## [Liste des tâches]
a: D'après l'extrait sur les supercalculateurs, à quel rang mondial figure le premier supercalculateur français ?
b: Reprenez l'extrait sur les supercalculateurs à la suite de sa dernière phrase et poursuivez-le, s'il vous plaît.

====== Extrait du document

Après cinq ans de domination chinoise, le département de l’énergie américain vient de placer deux de ses clusters aux deux premiers rangs mondiaux. Les supercalculateurs Summit (143,5 PFlop/s RMAx au benchmark LinPack) et Sierra (94,6 PFlop/s), dont la conception a commencé à la fin 2014, devancent sur le podium le Chinois Sunway TaihuLight (93 PFlop/s).
La particularité de ces trois clusters est qu’ils ne sont pas motorisés par des puces Intel. Les deux clusters américains s’appuient sur des nœuds Power AC922 et S922LC à base de puces Power 9 dotés d’accélérateurs NVidia Volta GV 100, tandis que le cluster chinois est propulsé par des processeurs Sunway SW26010, des puces massivement multicœurs (260 cœurs) utilisant un jeu d’instruction RISC développé dans l’empire du milieu.
Le premier cluster européen est le supercalculateur helvète Piz Daint assemblé par Cray pour le centre de Supercalcul National Suisse (avec des puces Xeon v3 et des accélérateurs NVidia P100), tandis que le premier supercalculateur français n’apparaît qu’au 18e rang mondial. Il s’agit de Tera-1000-2, un cluster Sequana X1000 de Bull, propulsé par des Xeon Phi Intel (une architecture depuis abandonnée par le fondeur).
Les GPU dopent l’efficacité énergétique des supercalculateurs
L’un des points notables de la dernière édition du classement Top500 est la nette amélioration de l’efficacité énergétique des meilleurs clusters. Les clusters Summit et Sierra délivrent ainsi des puissances respectives de 14,66 TFlops/KW et de 12,72 TFlops/kW, des chiffres à comparer aux 6,05 TFlops/kW de Sunway TaihuLight ou aux 3,76 TFlops/kW de Tera-1000-2.

============
====== Les données

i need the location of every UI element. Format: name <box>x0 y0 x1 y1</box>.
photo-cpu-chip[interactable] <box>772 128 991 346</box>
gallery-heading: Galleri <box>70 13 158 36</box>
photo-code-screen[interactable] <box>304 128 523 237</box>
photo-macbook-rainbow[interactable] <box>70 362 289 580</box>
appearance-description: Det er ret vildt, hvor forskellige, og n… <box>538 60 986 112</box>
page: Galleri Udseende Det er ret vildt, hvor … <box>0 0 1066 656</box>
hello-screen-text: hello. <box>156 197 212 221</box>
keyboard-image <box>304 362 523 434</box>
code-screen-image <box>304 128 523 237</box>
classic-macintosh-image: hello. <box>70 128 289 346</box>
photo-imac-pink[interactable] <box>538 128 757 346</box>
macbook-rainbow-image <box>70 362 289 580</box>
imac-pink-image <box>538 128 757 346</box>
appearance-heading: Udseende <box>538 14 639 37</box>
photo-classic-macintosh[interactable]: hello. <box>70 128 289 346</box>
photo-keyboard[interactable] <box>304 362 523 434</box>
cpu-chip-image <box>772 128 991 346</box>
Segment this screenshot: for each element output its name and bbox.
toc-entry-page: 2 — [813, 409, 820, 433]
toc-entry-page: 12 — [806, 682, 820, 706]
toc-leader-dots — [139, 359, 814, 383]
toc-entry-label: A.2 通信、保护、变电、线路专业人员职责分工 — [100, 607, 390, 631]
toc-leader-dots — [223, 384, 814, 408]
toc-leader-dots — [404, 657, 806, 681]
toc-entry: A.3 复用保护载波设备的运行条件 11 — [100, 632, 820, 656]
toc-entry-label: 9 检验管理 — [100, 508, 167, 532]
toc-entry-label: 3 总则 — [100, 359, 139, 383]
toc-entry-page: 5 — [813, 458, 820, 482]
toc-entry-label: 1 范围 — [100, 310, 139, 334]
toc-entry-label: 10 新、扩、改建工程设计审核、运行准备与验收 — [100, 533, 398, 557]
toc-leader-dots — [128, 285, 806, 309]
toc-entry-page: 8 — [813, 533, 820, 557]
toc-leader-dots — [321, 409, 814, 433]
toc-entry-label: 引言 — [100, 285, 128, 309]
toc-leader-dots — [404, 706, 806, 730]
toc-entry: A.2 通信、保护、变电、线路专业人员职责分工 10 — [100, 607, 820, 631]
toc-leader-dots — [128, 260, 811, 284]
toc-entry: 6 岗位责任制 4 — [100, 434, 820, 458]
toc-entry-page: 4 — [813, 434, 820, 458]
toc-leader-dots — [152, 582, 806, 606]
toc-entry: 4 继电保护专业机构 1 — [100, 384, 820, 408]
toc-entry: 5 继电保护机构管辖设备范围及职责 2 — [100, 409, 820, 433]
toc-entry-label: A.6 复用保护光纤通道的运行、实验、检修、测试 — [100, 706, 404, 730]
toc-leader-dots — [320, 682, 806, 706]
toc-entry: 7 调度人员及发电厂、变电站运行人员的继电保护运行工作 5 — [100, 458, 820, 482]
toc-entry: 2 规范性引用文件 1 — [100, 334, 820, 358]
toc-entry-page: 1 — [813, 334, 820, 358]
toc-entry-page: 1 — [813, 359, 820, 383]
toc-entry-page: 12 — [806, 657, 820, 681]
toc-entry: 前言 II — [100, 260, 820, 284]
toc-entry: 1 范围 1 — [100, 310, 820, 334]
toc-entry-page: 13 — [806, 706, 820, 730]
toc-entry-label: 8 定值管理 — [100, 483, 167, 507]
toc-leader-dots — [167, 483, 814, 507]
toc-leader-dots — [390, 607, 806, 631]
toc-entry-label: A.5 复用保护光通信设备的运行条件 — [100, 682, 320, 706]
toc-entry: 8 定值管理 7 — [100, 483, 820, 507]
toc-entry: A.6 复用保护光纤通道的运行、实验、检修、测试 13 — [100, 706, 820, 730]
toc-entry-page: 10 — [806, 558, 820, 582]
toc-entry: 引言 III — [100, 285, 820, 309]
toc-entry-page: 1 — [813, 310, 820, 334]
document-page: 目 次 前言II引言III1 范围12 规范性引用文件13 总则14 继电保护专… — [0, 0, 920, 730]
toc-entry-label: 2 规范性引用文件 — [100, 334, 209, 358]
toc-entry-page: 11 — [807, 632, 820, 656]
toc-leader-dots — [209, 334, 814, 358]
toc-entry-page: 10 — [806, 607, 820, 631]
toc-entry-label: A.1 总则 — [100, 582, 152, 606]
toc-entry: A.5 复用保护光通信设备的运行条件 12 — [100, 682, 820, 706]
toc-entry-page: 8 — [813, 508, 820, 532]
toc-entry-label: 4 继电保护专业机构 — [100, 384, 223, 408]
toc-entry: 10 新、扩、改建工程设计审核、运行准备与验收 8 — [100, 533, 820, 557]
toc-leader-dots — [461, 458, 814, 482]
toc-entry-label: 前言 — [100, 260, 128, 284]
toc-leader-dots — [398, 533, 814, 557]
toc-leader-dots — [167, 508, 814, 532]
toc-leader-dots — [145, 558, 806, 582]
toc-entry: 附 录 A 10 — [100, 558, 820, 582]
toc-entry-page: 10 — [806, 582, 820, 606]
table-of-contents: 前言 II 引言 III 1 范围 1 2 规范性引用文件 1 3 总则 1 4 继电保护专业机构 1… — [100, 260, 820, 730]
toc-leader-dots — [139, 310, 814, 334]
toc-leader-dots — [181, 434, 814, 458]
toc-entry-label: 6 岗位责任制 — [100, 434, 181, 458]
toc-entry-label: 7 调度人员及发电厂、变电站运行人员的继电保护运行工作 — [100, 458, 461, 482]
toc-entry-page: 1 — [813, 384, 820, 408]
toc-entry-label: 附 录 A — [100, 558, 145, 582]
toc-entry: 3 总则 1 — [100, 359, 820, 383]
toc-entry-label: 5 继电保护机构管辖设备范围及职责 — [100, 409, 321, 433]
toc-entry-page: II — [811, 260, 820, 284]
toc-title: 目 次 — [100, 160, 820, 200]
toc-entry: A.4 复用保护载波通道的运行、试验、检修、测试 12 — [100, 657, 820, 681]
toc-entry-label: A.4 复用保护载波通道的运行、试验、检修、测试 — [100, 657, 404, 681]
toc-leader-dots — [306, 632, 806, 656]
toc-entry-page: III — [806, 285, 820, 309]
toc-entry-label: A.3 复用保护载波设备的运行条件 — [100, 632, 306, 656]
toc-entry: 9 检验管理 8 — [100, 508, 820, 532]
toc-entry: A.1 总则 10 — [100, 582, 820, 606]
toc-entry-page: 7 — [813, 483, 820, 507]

============

## [Réponses par tâche]
a: Au 18e rang mondial.

b:
Cette excellente performance est sans nul doute à mettre au crédit des accélérateurs NVidia V100 utilisés dans les deux clusters US. Tous les clusters dans lesquels ces accélérateurs sont présents offrent en effet un ratio PFlops/kW supérieur à 11. Le pire cluster du Top20 en la matière est le vieux supercalculateur japonais K — entré au premier rang du classement Top500 en 2011 — dont le ratio PFlops/kW s’établit à 0,83.
Avec ses accélérateurs, NVidia a réussi à se rendre incontournable dans le monde du calcul scientifique. Le constructeur a su combiner l’efficacité de son architecture avec un environnement de développement solide pour s’imposer sur ce marché. Et le classement publié lors de Supercomputing confirme l’avantage technologique pris par la firme.
IBM reprend l’ascendant sur Intel en matière de performances
Le fait que les deux clusters de tête combinent des puces Power9 et des puces NVidia ne surprendra personne. Au cours des deux dernières années, IBM et NVidia ont collaboré étroitement pour que les puces de Big Blue s’intègrent avec le bus NVLInk des puces NVidia. Cette intégration permet de maximiser les performances des systèmes Power/NVidia en offrant une bande passante sans égale entre les puces IBM et celles du spécialiste de l’accélération graphique.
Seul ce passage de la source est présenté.